__WORK TASK__.
Within the lines below, find those that hold the string "oporności" and copy each one.

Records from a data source
__________________________________________________

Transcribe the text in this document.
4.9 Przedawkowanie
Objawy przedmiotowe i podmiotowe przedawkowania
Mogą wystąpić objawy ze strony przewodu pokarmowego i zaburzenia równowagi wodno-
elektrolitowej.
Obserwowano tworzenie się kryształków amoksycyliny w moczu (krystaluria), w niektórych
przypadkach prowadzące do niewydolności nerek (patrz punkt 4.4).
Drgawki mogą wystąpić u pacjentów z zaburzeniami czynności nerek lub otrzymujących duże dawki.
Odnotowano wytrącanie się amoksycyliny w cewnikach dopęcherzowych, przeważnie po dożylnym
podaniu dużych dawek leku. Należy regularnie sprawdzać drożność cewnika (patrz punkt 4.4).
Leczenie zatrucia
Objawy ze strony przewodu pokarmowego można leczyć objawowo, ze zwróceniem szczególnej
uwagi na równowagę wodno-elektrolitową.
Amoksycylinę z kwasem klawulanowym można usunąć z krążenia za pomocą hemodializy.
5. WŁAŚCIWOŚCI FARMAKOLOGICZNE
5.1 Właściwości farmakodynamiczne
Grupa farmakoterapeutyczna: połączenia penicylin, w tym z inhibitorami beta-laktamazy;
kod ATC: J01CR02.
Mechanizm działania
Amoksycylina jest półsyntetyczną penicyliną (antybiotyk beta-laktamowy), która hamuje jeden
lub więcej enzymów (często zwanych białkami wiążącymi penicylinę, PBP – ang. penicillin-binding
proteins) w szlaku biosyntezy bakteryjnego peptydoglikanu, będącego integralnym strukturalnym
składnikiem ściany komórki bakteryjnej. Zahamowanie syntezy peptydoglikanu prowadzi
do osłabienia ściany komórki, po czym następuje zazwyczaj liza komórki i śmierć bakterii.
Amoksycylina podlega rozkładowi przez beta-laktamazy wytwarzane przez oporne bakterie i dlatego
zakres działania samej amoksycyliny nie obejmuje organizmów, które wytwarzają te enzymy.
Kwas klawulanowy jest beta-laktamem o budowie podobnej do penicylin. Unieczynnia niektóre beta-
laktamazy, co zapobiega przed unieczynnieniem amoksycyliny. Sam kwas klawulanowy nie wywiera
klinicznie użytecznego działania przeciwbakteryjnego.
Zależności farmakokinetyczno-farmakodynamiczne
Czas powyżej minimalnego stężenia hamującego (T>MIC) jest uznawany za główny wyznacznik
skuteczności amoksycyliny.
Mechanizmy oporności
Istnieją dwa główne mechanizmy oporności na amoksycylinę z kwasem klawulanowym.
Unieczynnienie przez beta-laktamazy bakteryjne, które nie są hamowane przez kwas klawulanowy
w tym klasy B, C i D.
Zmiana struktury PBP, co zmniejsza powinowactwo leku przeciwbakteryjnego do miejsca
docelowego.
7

__________________________________________________

__RESPONSE TO THIS EXERCISE__.
Mechanizmy oporności
Istnieją dwa główne mechanizmy oporności na amoksycylinę z kwasem klawulanowym.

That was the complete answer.